• Exercise description
Locate each line of the material that contains "Herbert", then return it.

Records contained in a dataset
----------

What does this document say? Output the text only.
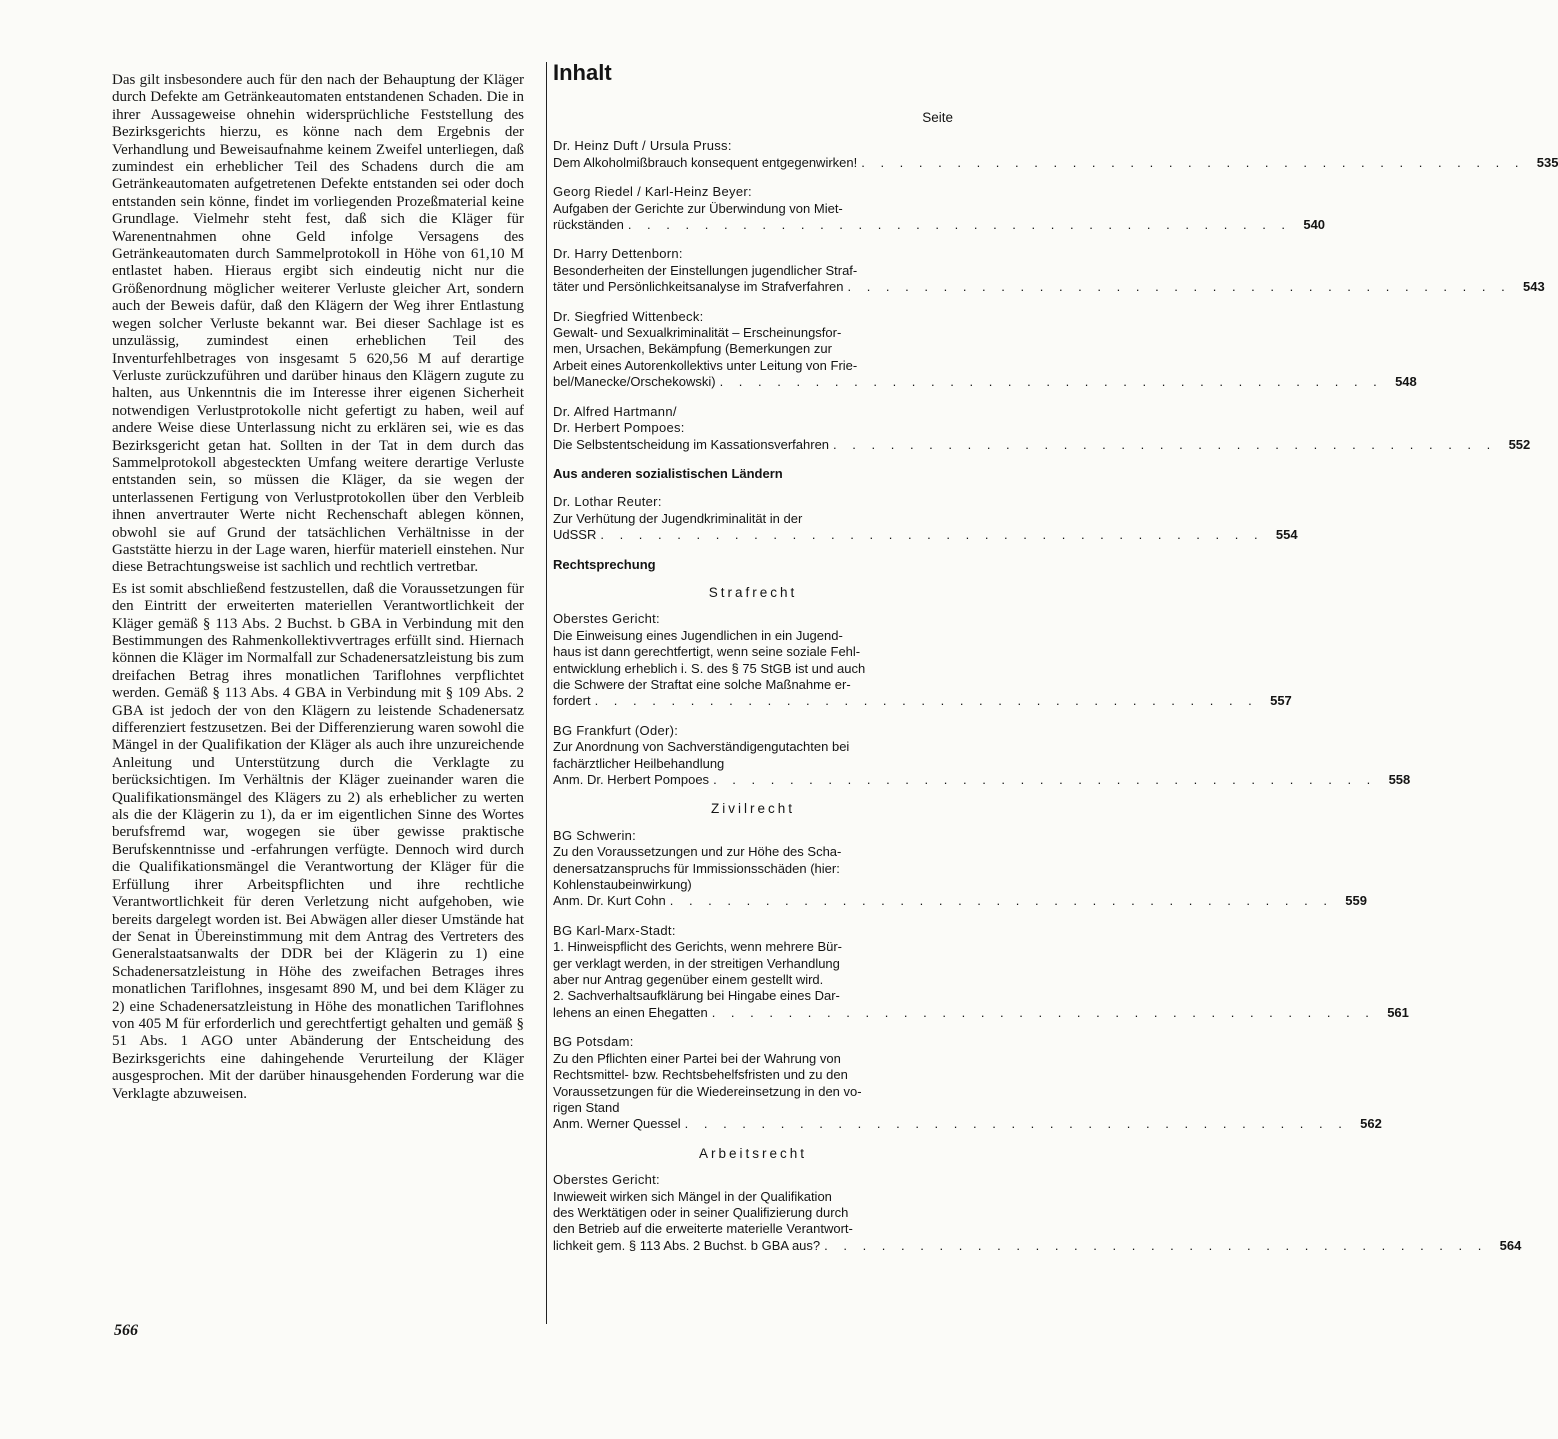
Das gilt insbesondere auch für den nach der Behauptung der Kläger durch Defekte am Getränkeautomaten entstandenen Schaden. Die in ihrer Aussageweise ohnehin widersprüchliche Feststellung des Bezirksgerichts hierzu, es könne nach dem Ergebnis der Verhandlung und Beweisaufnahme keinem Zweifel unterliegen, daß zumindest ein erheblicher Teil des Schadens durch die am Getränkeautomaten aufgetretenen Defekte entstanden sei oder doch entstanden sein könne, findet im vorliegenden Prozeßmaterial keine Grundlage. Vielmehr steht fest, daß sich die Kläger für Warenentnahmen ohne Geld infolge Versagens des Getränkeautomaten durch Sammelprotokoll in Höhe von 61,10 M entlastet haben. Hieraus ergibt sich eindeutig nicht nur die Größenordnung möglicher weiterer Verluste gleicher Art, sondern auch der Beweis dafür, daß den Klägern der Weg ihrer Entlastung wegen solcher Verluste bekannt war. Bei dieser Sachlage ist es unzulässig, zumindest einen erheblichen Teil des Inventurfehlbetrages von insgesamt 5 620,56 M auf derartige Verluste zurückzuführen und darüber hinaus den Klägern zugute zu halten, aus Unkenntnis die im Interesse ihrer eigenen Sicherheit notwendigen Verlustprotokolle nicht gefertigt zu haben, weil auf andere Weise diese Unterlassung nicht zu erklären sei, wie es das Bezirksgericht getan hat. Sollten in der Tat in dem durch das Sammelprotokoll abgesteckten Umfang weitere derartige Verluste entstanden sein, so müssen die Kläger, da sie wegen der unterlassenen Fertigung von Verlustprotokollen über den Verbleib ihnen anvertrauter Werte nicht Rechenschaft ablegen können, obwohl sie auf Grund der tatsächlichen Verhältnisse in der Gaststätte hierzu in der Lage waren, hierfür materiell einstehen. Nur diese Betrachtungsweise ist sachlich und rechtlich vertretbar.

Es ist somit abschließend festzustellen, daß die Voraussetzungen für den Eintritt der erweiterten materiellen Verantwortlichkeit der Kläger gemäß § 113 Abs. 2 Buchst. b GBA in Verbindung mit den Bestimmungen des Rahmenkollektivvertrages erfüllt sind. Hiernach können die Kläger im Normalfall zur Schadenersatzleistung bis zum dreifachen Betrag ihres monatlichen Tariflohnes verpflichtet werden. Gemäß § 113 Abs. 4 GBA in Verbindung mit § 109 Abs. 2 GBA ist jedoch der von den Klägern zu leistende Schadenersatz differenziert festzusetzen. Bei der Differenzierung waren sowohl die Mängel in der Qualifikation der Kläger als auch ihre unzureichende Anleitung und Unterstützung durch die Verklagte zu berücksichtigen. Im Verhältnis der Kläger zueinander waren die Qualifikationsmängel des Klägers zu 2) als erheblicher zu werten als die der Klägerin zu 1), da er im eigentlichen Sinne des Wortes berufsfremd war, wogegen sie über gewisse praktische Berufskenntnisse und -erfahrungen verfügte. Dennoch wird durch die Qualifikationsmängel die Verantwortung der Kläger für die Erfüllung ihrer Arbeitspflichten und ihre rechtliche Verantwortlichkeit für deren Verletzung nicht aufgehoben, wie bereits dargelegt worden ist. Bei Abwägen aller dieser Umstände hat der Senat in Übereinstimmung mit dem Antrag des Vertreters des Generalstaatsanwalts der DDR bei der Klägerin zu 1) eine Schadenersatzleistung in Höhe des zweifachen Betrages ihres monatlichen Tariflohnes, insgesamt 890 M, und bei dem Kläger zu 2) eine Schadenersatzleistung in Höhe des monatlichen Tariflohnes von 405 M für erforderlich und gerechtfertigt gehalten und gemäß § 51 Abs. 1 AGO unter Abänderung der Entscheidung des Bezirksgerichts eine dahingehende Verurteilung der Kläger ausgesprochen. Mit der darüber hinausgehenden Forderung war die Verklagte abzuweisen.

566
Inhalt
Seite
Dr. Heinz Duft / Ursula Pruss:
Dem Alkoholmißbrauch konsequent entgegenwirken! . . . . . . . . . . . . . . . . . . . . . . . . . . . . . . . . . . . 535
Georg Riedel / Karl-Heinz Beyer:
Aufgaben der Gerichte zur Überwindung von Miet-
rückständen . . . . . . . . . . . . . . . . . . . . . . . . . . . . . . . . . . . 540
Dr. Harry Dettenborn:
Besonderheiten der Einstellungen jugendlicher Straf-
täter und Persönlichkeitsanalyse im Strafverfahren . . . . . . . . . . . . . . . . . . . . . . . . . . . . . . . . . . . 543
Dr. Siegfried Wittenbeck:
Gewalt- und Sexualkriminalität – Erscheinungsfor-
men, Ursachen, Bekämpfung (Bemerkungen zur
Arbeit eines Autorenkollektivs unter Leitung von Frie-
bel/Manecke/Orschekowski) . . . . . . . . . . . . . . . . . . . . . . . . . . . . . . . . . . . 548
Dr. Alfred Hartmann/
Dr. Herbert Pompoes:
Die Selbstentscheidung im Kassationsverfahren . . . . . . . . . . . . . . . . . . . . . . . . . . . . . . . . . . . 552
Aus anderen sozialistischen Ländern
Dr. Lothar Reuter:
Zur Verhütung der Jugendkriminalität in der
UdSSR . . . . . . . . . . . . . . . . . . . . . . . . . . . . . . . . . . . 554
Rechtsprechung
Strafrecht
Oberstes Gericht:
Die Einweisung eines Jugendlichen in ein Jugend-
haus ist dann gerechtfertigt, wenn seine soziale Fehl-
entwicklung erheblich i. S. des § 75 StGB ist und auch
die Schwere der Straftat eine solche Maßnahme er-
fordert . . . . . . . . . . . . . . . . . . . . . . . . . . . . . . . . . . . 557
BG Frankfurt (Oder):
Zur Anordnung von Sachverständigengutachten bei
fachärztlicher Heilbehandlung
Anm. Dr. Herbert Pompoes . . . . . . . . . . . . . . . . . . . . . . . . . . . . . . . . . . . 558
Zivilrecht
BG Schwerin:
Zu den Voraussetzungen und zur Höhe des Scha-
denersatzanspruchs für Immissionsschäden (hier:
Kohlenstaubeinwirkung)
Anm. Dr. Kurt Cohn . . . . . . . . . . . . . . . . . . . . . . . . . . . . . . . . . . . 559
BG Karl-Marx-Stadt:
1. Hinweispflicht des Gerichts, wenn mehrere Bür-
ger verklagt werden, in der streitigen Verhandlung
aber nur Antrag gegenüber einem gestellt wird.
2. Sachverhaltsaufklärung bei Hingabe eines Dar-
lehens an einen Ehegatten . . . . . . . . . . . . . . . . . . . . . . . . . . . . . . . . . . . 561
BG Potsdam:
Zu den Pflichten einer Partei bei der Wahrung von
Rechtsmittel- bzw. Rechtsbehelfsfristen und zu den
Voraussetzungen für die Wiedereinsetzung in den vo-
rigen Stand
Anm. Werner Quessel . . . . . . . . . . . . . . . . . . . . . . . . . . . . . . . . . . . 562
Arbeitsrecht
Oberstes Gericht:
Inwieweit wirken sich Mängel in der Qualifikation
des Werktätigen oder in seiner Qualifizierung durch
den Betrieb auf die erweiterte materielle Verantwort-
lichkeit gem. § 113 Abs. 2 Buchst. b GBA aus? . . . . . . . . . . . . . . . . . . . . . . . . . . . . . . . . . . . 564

----------

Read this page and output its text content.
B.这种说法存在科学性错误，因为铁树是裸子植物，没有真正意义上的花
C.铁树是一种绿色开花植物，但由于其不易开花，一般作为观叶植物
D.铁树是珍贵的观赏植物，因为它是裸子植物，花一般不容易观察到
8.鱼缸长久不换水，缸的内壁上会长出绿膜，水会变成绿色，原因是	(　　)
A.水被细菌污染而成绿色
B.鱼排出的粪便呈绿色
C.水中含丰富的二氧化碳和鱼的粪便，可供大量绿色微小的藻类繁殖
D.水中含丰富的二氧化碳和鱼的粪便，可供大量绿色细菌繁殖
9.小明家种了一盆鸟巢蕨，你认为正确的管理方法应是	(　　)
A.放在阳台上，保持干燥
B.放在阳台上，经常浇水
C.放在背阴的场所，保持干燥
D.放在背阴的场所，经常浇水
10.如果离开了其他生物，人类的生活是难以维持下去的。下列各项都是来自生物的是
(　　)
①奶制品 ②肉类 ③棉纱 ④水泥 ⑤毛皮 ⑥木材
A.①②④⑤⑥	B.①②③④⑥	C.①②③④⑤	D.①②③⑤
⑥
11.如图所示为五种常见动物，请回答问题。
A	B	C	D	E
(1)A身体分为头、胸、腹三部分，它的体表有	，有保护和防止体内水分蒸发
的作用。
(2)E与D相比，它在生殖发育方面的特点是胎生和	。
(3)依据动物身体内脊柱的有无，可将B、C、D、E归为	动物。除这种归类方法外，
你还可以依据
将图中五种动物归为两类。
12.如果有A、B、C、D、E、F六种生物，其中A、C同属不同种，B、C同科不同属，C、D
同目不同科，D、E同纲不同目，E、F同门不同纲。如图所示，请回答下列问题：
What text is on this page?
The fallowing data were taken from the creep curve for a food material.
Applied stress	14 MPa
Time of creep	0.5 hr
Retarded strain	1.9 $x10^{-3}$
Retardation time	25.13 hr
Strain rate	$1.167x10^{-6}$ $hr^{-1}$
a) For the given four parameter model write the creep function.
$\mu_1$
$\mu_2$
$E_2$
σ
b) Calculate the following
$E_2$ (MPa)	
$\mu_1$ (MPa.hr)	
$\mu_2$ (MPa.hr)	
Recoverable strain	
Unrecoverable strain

----------

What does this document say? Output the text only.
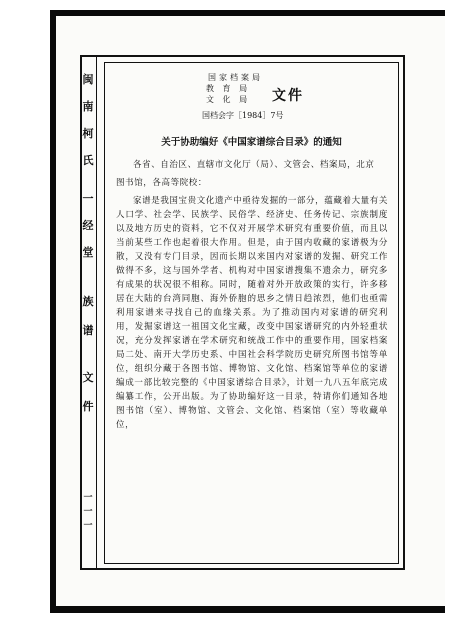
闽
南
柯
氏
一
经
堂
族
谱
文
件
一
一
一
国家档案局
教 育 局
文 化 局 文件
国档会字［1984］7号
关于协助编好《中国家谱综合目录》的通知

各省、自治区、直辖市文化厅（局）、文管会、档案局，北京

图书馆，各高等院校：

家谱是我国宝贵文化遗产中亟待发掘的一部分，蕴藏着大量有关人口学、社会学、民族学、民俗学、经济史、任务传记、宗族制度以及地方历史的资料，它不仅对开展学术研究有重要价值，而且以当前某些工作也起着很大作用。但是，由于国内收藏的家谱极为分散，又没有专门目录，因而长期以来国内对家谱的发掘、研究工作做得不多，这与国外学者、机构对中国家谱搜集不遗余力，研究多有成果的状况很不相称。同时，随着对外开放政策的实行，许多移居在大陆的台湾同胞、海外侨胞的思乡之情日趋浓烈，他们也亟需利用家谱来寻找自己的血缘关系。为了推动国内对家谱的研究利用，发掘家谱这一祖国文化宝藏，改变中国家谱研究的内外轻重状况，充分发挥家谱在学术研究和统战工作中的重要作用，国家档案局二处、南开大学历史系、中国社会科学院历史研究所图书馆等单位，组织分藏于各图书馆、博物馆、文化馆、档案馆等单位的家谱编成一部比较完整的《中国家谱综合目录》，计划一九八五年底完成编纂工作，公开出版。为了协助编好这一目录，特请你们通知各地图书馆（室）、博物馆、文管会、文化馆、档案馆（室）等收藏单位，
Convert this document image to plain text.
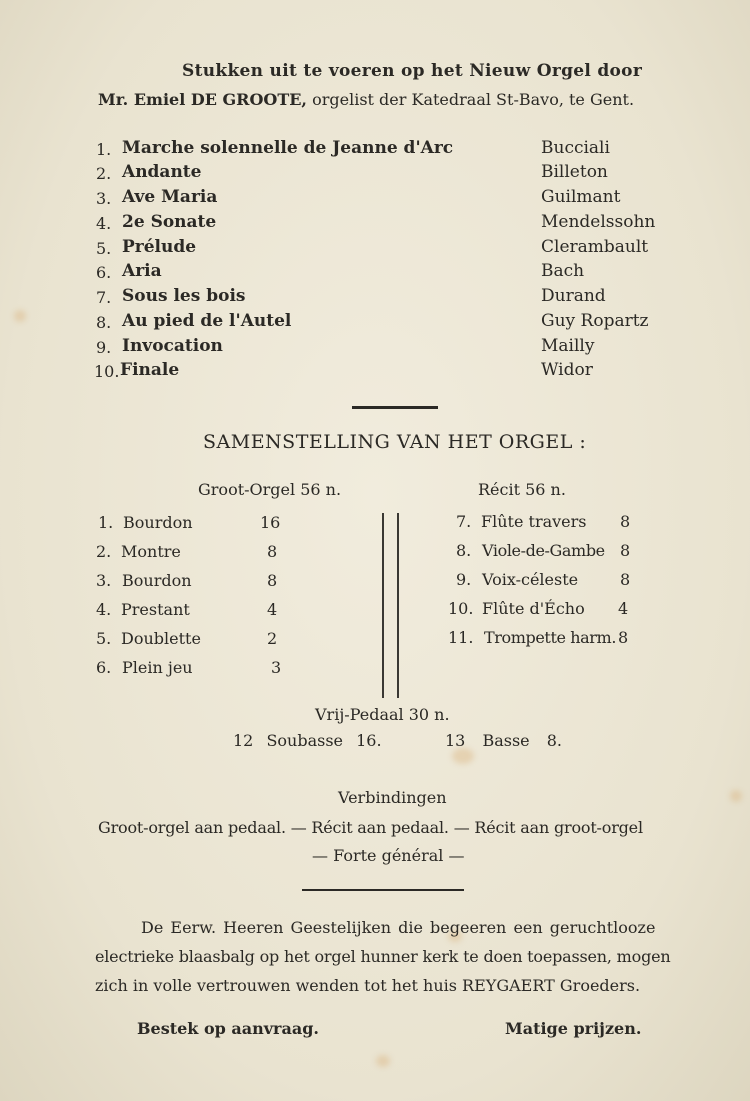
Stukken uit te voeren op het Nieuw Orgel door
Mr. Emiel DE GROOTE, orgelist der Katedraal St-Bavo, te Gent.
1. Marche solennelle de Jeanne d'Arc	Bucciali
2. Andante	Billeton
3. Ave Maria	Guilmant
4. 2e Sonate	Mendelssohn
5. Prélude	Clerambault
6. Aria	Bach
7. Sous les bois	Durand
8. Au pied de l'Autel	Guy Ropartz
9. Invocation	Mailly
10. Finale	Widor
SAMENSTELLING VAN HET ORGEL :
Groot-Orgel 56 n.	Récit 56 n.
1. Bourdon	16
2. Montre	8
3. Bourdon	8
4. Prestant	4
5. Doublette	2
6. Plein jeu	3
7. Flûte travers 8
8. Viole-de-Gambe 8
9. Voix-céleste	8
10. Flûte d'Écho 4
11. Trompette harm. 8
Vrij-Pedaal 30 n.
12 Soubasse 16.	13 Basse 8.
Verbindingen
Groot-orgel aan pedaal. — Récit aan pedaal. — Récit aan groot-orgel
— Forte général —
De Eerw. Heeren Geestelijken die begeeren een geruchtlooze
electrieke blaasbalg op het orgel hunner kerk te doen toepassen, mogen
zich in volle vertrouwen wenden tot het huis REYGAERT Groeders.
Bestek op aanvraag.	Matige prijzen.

----------

• The completed task
Dr. Herbert Pompoes:
Anm. Dr. Herbert Pompoes . . . . . . . . . . . . . . . . . . . . . . . . . . . . . . . . . . . 558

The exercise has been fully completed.